▶ INFORMATION SHOWN:
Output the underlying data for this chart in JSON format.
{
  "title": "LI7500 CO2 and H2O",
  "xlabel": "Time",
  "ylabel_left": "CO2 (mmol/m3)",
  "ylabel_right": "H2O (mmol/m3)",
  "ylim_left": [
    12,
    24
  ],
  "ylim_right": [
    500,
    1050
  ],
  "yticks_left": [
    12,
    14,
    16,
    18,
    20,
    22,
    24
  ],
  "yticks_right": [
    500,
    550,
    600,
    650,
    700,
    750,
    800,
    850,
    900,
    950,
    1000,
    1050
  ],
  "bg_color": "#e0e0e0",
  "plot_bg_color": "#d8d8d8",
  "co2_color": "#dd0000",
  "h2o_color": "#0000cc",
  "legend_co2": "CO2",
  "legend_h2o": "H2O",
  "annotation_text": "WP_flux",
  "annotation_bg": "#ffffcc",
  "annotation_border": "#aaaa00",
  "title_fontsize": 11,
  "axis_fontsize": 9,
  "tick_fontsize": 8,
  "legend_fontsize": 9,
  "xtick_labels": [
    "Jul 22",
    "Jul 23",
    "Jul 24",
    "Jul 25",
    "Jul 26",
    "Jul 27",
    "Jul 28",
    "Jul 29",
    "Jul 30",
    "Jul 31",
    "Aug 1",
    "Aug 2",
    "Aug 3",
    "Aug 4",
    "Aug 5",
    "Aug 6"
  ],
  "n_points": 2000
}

▶ THE REQUEST: Reproduce the records above exactly as they appear.

▶ RESPONSE BELOW:
Output the underlying data for this chart in JSON format.
{
  "title": "LI7500 CO2 and H2O",
  "xlabel": "Time",
  "ylabel_left": "CO2 (mmol/m3)",
  "ylabel_right": "H2O (mmol/m3)",
  "ylim_left": [
    12,
    24
  ],
  "ylim_right": [
    500,
    1050
  ],
  "yticks_left": [
    12,
    14,
    16,
    18,
    20,
    22,
    24
  ],
  "yticks_right": [
    500,
    550,
    600,
    650,
    700,
    750,
    800,
    850,
    900,
    950,
    1000,
    1050
  ],
  "bg_color": "#e0e0e0",
  "plot_bg_color": "#d8d8d8",
  "co2_color": "#dd0000",
  "h2o_color": "#0000cc",
  "legend_co2": "CO2",
  "legend_h2o": "H2O",
  "annotation_text": "WP_flux",
  "annotation_bg": "#ffffcc",
  "annotation_border": "#aaaa00",
  "title_fontsize": 11,
  "axis_fontsize": 9,
  "tick_fontsize": 8,
  "legend_fontsize": 9,
  "xtick_labels": [
    "Jul 22",
    "Jul 23",
    "Jul 24",
    "Jul 25",
    "Jul 26",
    "Jul 27",
    "Jul 28",
    "Jul 29",
    "Jul 30",
    "Jul 31",
    "Aug 1",
    "Aug 2",
    "Aug 3",
    "Aug 4",
    "Aug 5",
    "Aug 6"
  ],
  "n_points": 2000
}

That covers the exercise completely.